- _To be done_
Repeat, exactly and completely, the material that follows. Omit the pictures.

### Stored records ###

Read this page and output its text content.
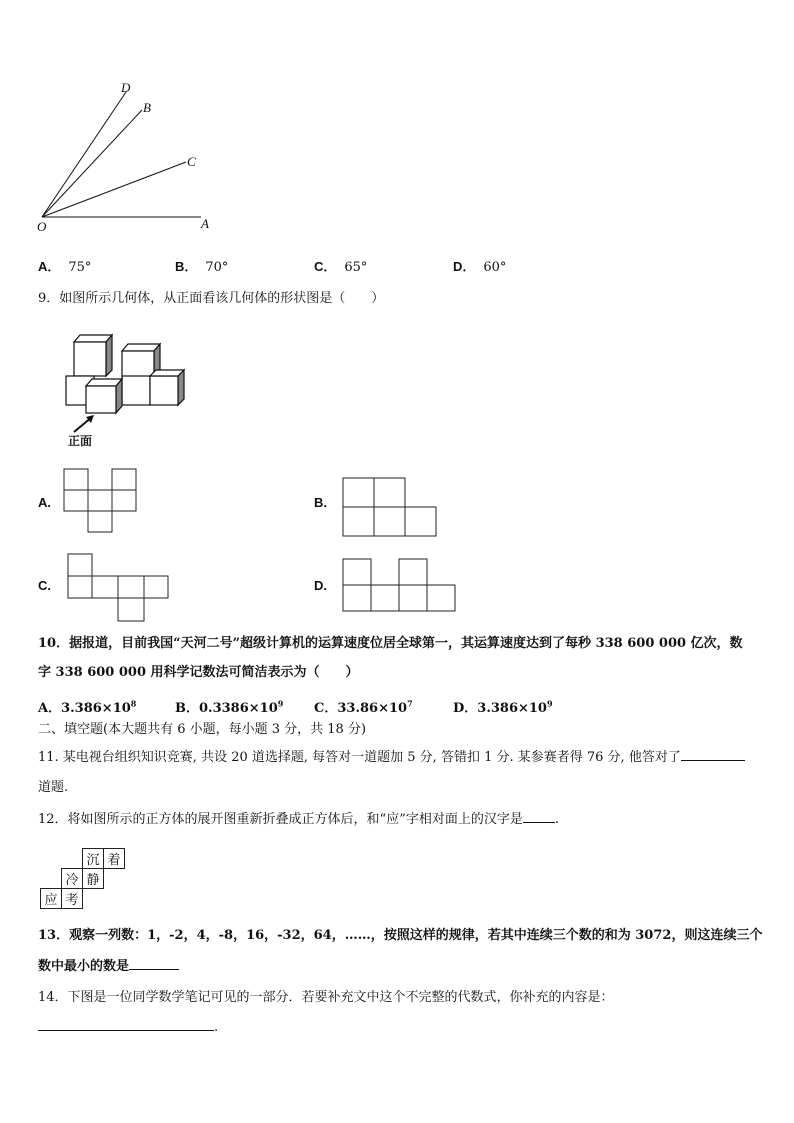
D
B
C
O	A
A． 75°	B． 70°	C． 65°	D． 60°
9．如图所示几何体，从正面看该几何体的形状图是（　　）
正面
A.	B.
C.	D.
10．据报道，目前我国“天河二号”超级计算机的运算速度位居全球第一，其运算速度达到了每秒 338 600 000 亿次，数
字 338 600 000 用科学记数法可简洁表示为（　　）
A．$3.386\times 10^8$	B．$0.3386\times 10^9$ C．$33.86\times 10^7$	D．$3.386\times 10^9$
二、填空题(本大题共有 6 小题，每小题 3 分，共 18 分)
11. 某电视台组织知识竞赛, 共设 20 道选择题, 每答对一道题加 5 分, 答错扣 1 分. 某参赛者得 76 分, 他答对了
道题.
12．将如图所示的正方体的展开图重新折叠成正方体后，和“应”字相对面上的汉字是 .
		沉	着
	冷	静	
应	考		
13．观察一列数：1，-2，4，-8，16，-32，64，……，按照这样的规律，若其中连续三个数的和为 3072，则这连续三个
数中最小的数是
14．下图是一位同学数学笔记可见的一部分．若要补充文中这个不完整的代数式，你补充的内容是：
.
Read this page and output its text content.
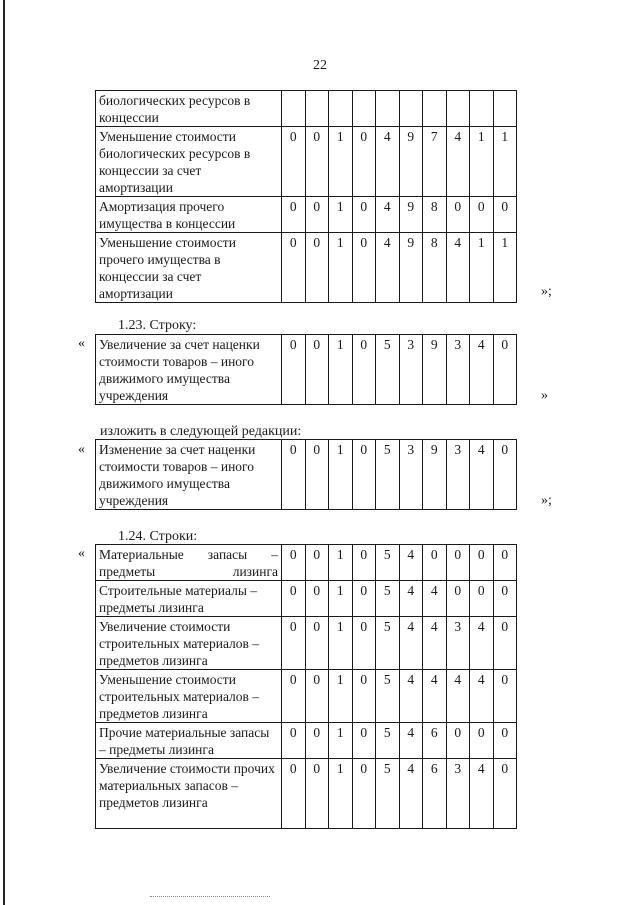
22
биологических ресурсов в концессии										
Уменьшение стоимости биологических ресурсов в концессии за счет амортизации	0	0	1	0	4	9	7	4	1	1
Амортизация прочего имущества в концессии	0	0	1	0	4	9	8	0	0	0
Уменьшение стоимости прочего имущества в концессии за счет амортизации	0	0	1	0	4	9	8	4	1	1
»;
1.23. Строку:
« Увеличение за счет наценки стоимости товаров – иного движимого имущества учреждения	0	0	1	0	5	3	9	3	4	0
»
изложить в следующей редакции:
« Изменение за счет наценки стоимости товаров – иного движимого имущества учреждения	0	0	1	0	5	3	9	3	4	0
»;
1.24. Строки:
« Материальные запасы – предметы лизинга	0	0	1	0	5	4	0	0	0	0
Строительные материалы – предметы лизинга	0	0	1	0	5	4	4	0	0	0
Увеличение стоимости строительных материалов – предметов лизинга	0	0	1	0	5	4	4	3	4	0
Уменьшение стоимости строительных материалов – предметов лизинга	0	0	1	0	5	4	4	4	4	0
Прочие материальные запасы – предметы лизинга	0	0	1	0	5	4	6	0	0	0
Увеличение стоимости прочих материальных запасов – предметов лизинга	0	0	1	0	5	4	6	3	4	0
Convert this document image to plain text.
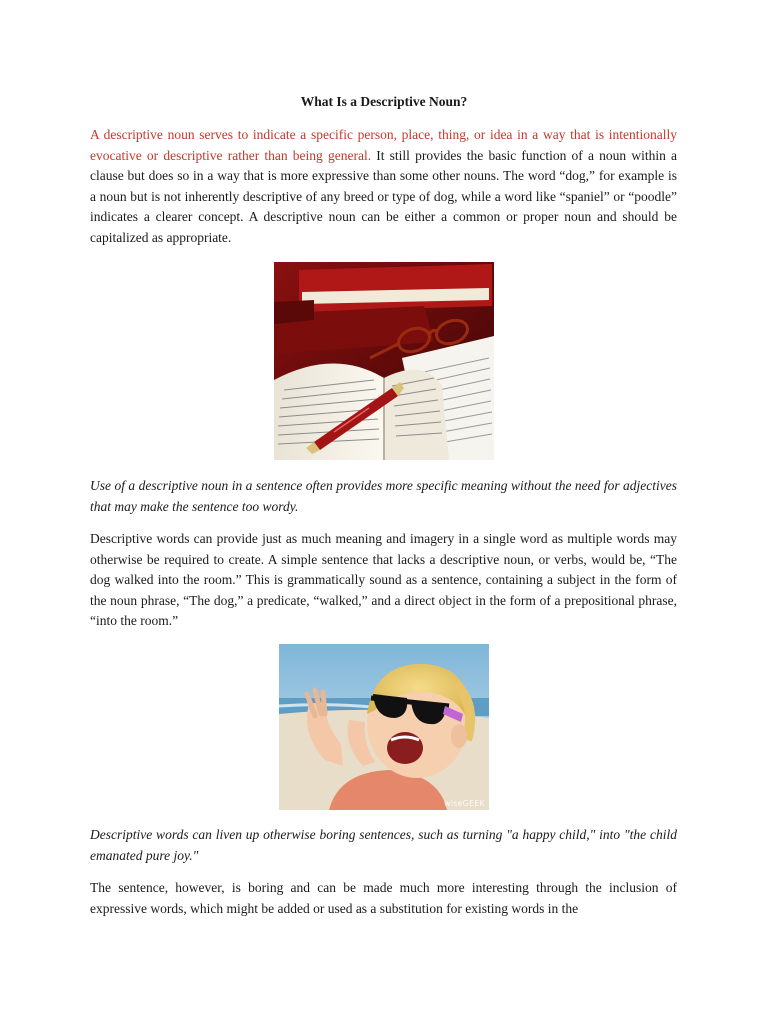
What Is a Descriptive Noun?

A descriptive noun serves to indicate a specific person, place, thing, or idea in a way that is intentionally evocative or descriptive rather than being general. It still provides the basic function of a noun within a clause but does so in a way that is more expressive than some other nouns. The word “dog,” for example is a noun but is not inherently descriptive of any breed or type of dog, while a word like “spaniel” or “poodle” indicates a clearer concept. A descriptive noun can be either a common or proper noun and should be capitalized as appropriate.

Use of a descriptive noun in a sentence often provides more specific meaning without the need for adjectives that may make the sentence too wordy.

Descriptive words can provide just as much meaning and imagery in a single word as multiple words may otherwise be required to create. A simple sentence that lacks a descriptive noun, or verbs, would be, “The dog walked into the room.” This is grammatically sound as a sentence, containing a subject in the form of the noun phrase, “The dog,” a predicate, “walked,” and a direct object in the form of a prepositional phrase, “into the room.”

wiseGEEK

Descriptive words can liven up otherwise boring sentences, such as turning "a happy child," into "the child emanated pure joy."

The sentence, however, is boring and can be made much more interesting through the inclusion of expressive words, which might be added or used as a substitution for existing words in the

###

- _Full output_
Read this page and output its text content.
D
B
C
O	A
A． 75°	B． 70°	C． 65°	D． 60°
9．如图所示几何体，从正面看该几何体的形状图是（　　）
正面
A.	B.
C.	D.
10．据报道，目前我国“天河二号”超级计算机的运算速度位居全球第一，其运算速度达到了每秒 338 600 000 亿次，数
字 338 600 000 用科学记数法可简洁表示为（　　）
A．$3.386\times 10^8$	B．$0.3386\times 10^9$ C．$33.86\times 10^7$	D．$3.386\times 10^9$
二、填空题(本大题共有 6 小题，每小题 3 分，共 18 分)
11. 某电视台组织知识竞赛, 共设 20 道选择题, 每答对一道题加 5 分, 答错扣 1 分. 某参赛者得 76 分, 他答对了
道题.
12．将如图所示的正方体的展开图重新折叠成正方体后，和“应”字相对面上的汉字是 .
		沉	着
	冷	静	
应	考		
13．观察一列数：1，-2，4，-8，16，-32，64，……，按照这样的规律，若其中连续三个数的和为 3072，则这连续三个
数中最小的数是
14．下图是一位同学数学笔记可见的一部分．若要补充文中这个不完整的代数式，你补充的内容是：
.
Read this page and output its text content.
22
биологических ресурсов в концессии										
Уменьшение стоимости биологических ресурсов в концессии за счет амортизации	0	0	1	0	4	9	7	4	1	1
Амортизация прочего имущества в концессии	0	0	1	0	4	9	8	0	0	0
Уменьшение стоимости прочего имущества в концессии за счет амортизации	0	0	1	0	4	9	8	4	1	1
»;
1.23. Строку:
« Увеличение за счет наценки стоимости товаров – иного движимого имущества учреждения	0	0	1	0	5	3	9	3	4	0
»
изложить в следующей редакции:
« Изменение за счет наценки стоимости товаров – иного движимого имущества учреждения	0	0	1	0	5	3	9	3	4	0
»;
1.24. Строки:
« Материальные запасы – предметы лизинга	0	0	1	0	5	4	0	0	0	0
Строительные материалы – предметы лизинга	0	0	1	0	5	4	4	0	0	0
Увеличение стоимости строительных материалов – предметов лизинга	0	0	1	0	5	4	4	3	4	0
Уменьшение стоимости строительных материалов – предметов лизинга	0	0	1	0	5	4	4	4	4	0
Прочие материальные запасы – предметы лизинга	0	0	1	0	5	4	6	0	0	0
Увеличение стоимости прочих материальных запасов – предметов лизинга	0	0	1	0	5	4	6	3	4	0
Convert this document image to plain text.
What Is a Descriptive Noun?

A descriptive noun serves to indicate a specific person, place, thing, or idea in a way that is intentionally evocative or descriptive rather than being general. It still provides the basic function of a noun within a clause but does so in a way that is more expressive than some other nouns. The word “dog,” for example is a noun but is not inherently descriptive of any breed or type of dog, while a word like “spaniel” or “poodle” indicates a clearer concept. A descriptive noun can be either a common or proper noun and should be capitalized as appropriate.

Use of a descriptive noun in a sentence often provides more specific meaning without the need for adjectives that may make the sentence too wordy.

Descriptive words can provide just as much meaning and imagery in a single word as multiple words may otherwise be required to create. A simple sentence that lacks a descriptive noun, or verbs, would be, “The dog walked into the room.” This is grammatically sound as a sentence, containing a subject in the form of the noun phrase, “The dog,” a predicate, “walked,” and a direct object in the form of a prepositional phrase, “into the room.”

wiseGEEK

Descriptive words can liven up otherwise boring sentences, such as turning "a happy child," into "the child emanated pure joy."

The sentence, however, is boring and can be made much more interesting through the inclusion of expressive words, which might be added or used as a substitution for existing words in the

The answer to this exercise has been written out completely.